(Dataset rows)
"""

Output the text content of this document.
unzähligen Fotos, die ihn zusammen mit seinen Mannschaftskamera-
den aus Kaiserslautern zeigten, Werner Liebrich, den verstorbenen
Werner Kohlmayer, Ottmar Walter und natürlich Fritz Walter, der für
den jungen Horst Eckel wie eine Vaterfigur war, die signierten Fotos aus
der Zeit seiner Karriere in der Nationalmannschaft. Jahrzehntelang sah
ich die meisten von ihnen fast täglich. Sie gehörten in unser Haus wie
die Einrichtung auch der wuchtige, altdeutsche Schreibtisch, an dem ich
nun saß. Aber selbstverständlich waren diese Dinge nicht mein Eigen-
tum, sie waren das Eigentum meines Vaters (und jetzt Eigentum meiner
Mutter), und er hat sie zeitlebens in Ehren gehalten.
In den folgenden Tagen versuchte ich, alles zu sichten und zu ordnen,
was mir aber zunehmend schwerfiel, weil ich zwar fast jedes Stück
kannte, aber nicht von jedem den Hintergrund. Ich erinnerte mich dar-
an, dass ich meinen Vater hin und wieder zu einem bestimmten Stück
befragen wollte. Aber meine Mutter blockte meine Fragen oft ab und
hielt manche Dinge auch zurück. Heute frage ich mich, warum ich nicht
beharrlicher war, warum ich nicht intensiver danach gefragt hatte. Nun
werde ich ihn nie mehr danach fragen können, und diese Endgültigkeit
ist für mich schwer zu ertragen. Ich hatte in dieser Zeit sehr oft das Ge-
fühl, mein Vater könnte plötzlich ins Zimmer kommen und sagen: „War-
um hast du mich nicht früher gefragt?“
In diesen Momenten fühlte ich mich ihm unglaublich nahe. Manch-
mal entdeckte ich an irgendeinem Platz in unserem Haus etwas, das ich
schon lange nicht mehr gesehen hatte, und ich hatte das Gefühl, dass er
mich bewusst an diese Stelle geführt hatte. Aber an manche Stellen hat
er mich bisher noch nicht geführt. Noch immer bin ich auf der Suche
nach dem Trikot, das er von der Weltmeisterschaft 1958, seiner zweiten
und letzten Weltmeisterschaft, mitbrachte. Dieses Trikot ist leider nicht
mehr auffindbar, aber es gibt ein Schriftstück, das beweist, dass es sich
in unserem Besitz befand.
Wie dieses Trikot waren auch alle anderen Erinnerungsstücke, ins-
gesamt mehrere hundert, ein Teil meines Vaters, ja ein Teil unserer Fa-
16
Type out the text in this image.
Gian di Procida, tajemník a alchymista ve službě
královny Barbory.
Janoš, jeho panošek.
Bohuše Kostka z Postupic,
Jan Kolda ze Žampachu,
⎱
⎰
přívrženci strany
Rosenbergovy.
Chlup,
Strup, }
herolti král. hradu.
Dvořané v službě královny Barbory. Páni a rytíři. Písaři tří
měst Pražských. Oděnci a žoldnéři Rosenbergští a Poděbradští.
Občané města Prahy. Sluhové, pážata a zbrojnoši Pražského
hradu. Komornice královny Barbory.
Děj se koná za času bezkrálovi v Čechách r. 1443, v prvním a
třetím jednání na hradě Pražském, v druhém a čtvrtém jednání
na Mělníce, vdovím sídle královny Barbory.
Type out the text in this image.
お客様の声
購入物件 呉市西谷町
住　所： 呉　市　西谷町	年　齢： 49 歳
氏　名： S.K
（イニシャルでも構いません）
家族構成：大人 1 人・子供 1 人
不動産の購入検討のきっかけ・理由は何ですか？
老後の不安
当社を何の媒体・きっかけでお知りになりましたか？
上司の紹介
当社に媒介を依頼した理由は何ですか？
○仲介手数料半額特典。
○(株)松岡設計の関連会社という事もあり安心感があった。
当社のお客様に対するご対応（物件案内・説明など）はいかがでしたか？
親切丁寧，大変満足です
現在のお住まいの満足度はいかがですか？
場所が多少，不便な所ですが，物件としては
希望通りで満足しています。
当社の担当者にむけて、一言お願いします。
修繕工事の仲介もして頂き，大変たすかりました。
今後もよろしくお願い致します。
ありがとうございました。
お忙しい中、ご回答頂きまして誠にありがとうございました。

"""

# Objective
Gather from the records above every line containing the string "Mutter".

# Answer to the task
Mutter), und er hat sie zeitlebens in Ehren gehalten.
befragen wollte. Aber meine Mutter blockte meine Fragen oft ab und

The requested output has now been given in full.